- _Problem description_: Retype the material in full, keeping every word the same.

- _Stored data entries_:

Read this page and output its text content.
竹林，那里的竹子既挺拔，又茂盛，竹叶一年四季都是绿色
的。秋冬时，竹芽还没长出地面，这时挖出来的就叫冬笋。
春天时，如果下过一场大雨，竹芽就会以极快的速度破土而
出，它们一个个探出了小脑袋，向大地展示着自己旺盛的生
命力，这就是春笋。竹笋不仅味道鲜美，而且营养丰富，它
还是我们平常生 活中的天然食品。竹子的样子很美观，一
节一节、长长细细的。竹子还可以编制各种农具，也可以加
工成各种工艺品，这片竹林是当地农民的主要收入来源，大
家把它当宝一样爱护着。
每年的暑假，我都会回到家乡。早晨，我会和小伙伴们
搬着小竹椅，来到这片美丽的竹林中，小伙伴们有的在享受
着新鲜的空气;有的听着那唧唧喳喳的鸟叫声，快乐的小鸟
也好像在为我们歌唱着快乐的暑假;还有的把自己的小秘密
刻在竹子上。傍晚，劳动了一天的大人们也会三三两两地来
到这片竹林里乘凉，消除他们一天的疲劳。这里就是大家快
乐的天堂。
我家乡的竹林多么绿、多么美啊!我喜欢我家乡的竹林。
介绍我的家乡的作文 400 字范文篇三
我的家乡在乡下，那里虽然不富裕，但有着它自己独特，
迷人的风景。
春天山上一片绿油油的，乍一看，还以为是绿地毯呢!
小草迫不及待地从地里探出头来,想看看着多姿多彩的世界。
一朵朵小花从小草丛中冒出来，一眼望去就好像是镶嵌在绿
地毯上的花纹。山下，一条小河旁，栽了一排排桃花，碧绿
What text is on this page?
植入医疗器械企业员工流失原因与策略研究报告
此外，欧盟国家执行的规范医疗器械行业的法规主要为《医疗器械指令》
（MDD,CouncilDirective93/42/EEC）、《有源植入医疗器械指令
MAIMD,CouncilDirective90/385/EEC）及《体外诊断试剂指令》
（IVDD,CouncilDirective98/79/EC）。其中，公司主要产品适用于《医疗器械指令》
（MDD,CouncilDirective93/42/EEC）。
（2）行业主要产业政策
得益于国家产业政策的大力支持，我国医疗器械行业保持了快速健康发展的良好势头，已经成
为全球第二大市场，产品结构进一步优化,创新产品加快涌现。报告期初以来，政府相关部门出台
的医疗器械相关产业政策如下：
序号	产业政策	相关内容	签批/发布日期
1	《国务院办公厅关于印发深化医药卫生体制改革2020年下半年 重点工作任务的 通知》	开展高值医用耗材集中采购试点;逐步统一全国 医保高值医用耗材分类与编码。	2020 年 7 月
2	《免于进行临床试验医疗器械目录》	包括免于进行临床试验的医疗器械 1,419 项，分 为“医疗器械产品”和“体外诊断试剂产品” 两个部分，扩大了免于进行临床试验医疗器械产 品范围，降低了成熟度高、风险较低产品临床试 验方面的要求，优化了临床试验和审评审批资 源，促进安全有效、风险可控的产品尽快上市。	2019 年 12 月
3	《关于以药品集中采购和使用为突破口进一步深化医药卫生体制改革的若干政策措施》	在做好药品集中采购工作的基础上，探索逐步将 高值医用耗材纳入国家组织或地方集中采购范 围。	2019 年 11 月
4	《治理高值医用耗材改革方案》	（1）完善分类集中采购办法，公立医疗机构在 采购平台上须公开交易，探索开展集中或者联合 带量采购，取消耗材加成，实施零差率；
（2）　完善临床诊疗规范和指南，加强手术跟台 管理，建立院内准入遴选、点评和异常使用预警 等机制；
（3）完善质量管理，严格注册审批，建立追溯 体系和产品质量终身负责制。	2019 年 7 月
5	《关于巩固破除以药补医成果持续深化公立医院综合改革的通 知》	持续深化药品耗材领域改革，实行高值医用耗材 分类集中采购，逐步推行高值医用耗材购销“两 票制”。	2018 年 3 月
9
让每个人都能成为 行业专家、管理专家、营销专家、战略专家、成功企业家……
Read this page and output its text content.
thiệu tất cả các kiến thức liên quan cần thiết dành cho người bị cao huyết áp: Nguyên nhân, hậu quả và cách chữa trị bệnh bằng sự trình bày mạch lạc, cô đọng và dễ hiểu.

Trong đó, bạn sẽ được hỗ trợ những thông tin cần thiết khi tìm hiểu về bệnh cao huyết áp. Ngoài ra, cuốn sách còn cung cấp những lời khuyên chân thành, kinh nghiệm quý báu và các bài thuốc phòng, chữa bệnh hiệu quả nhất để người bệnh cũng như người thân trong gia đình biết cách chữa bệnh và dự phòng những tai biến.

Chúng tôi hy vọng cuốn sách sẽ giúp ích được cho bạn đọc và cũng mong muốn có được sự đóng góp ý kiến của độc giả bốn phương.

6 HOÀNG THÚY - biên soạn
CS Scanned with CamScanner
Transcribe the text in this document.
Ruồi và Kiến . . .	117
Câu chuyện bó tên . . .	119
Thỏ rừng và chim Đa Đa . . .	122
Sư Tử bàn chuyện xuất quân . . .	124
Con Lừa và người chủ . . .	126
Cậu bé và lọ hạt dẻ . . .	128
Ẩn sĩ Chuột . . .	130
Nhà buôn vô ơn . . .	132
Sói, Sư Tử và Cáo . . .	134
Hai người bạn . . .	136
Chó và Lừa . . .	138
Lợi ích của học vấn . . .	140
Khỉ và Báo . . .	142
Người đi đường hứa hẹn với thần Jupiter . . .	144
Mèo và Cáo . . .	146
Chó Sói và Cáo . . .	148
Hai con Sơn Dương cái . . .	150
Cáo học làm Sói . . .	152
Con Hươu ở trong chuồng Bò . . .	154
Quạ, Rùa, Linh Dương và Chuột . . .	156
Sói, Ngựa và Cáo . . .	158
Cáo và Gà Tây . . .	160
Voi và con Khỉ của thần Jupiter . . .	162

- _Response_:
Read this page and output its text content.
竹林，那里的竹子既挺拔，又茂盛，竹叶一年四季都是绿色
的。秋冬时，竹芽还没长出地面，这时挖出来的就叫冬笋。
春天时，如果下过一场大雨，竹芽就会以极快的速度破土而
出，它们一个个探出了小脑袋，向大地展示着自己旺盛的生
命力，这就是春笋。竹笋不仅味道鲜美，而且营养丰富，它
还是我们平常生 活中的天然食品。竹子的样子很美观，一
节一节、长长细细的。竹子还可以编制各种农具，也可以加
工成各种工艺品，这片竹林是当地农民的主要收入来源，大
家把它当宝一样爱护着。
每年的暑假，我都会回到家乡。早晨，我会和小伙伴们
搬着小竹椅，来到这片美丽的竹林中，小伙伴们有的在享受
着新鲜的空气;有的听着那唧唧喳喳的鸟叫声，快乐的小鸟
也好像在为我们歌唱着快乐的暑假;还有的把自己的小秘密
刻在竹子上。傍晚，劳动了一天的大人们也会三三两两地来
到这片竹林里乘凉，消除他们一天的疲劳。这里就是大家快
乐的天堂。
我家乡的竹林多么绿、多么美啊!我喜欢我家乡的竹林。
介绍我的家乡的作文 400 字范文篇三
我的家乡在乡下，那里虽然不富裕，但有着它自己独特，
迷人的风景。
春天山上一片绿油油的，乍一看，还以为是绿地毯呢!
小草迫不及待地从地里探出头来,想看看着多姿多彩的世界。
一朵朵小花从小草丛中冒出来，一眼望去就好像是镶嵌在绿
地毯上的花纹。山下，一条小河旁，栽了一排排桃花，碧绿
What text is on this page?
植入医疗器械企业员工流失原因与策略研究报告
此外，欧盟国家执行的规范医疗器械行业的法规主要为《医疗器械指令》
（MDD,CouncilDirective93/42/EEC）、《有源植入医疗器械指令
MAIMD,CouncilDirective90/385/EEC）及《体外诊断试剂指令》
（IVDD,CouncilDirective98/79/EC）。其中，公司主要产品适用于《医疗器械指令》
（MDD,CouncilDirective93/42/EEC）。
（2）行业主要产业政策
得益于国家产业政策的大力支持，我国医疗器械行业保持了快速健康发展的良好势头，已经成
为全球第二大市场，产品结构进一步优化,创新产品加快涌现。报告期初以来，政府相关部门出台
的医疗器械相关产业政策如下：
序号	产业政策	相关内容	签批/发布日期
1	《国务院办公厅关于印发深化医药卫生体制改革2020年下半年 重点工作任务的 通知》	开展高值医用耗材集中采购试点;逐步统一全国 医保高值医用耗材分类与编码。	2020 年 7 月
2	《免于进行临床试验医疗器械目录》	包括免于进行临床试验的医疗器械 1,419 项，分 为“医疗器械产品”和“体外诊断试剂产品” 两个部分，扩大了免于进行临床试验医疗器械产 品范围，降低了成熟度高、风险较低产品临床试 验方面的要求，优化了临床试验和审评审批资 源，促进安全有效、风险可控的产品尽快上市。	2019 年 12 月
3	《关于以药品集中采购和使用为突破口进一步深化医药卫生体制改革的若干政策措施》	在做好药品集中采购工作的基础上，探索逐步将 高值医用耗材纳入国家组织或地方集中采购范 围。	2019 年 11 月
4	《治理高值医用耗材改革方案》	（1）完善分类集中采购办法，公立医疗机构在 采购平台上须公开交易，探索开展集中或者联合 带量采购，取消耗材加成，实施零差率；
（2）　完善临床诊疗规范和指南，加强手术跟台 管理，建立院内准入遴选、点评和异常使用预警 等机制；
（3）完善质量管理，严格注册审批，建立追溯 体系和产品质量终身负责制。	2019 年 7 月
5	《关于巩固破除以药补医成果持续深化公立医院综合改革的通 知》	持续深化药品耗材领域改革，实行高值医用耗材 分类集中采购，逐步推行高值医用耗材购销“两 票制”。	2018 年 3 月
9
让每个人都能成为 行业专家、管理专家、营销专家、战略专家、成功企业家……
Read this page and output its text content.
thiệu tất cả các kiến thức liên quan cần thiết dành cho người bị cao huyết áp: Nguyên nhân, hậu quả và cách chữa trị bệnh bằng sự trình bày mạch lạc, cô đọng và dễ hiểu.

Trong đó, bạn sẽ được hỗ trợ những thông tin cần thiết khi tìm hiểu về bệnh cao huyết áp. Ngoài ra, cuốn sách còn cung cấp những lời khuyên chân thành, kinh nghiệm quý báu và các bài thuốc phòng, chữa bệnh hiệu quả nhất để người bệnh cũng như người thân trong gia đình biết cách chữa bệnh và dự phòng những tai biến.

Chúng tôi hy vọng cuốn sách sẽ giúp ích được cho bạn đọc và cũng mong muốn có được sự đóng góp ý kiến của độc giả bốn phương.

6 HOÀNG THÚY - biên soạn
CS Scanned with CamScanner
Transcribe the text in this document.
Ruồi và Kiến . . .	117
Câu chuyện bó tên . . .	119
Thỏ rừng và chim Đa Đa . . .	122
Sư Tử bàn chuyện xuất quân . . .	124
Con Lừa và người chủ . . .	126
Cậu bé và lọ hạt dẻ . . .	128
Ẩn sĩ Chuột . . .	130
Nhà buôn vô ơn . . .	132
Sói, Sư Tử và Cáo . . .	134
Hai người bạn . . .	136
Chó và Lừa . . .	138
Lợi ích của học vấn . . .	140
Khỉ và Báo . . .	142
Người đi đường hứa hẹn với thần Jupiter . . .	144
Mèo và Cáo . . .	146
Chó Sói và Cáo . . .	148
Hai con Sơn Dương cái . . .	150
Cáo học làm Sói . . .	152
Con Hươu ở trong chuồng Bò . . .	154
Quạ, Rùa, Linh Dương và Chuột . . .	156
Sói, Ngựa và Cáo . . .	158
Cáo và Gà Tây . . .	160
Voi và con Khỉ của thần Jupiter . . .	162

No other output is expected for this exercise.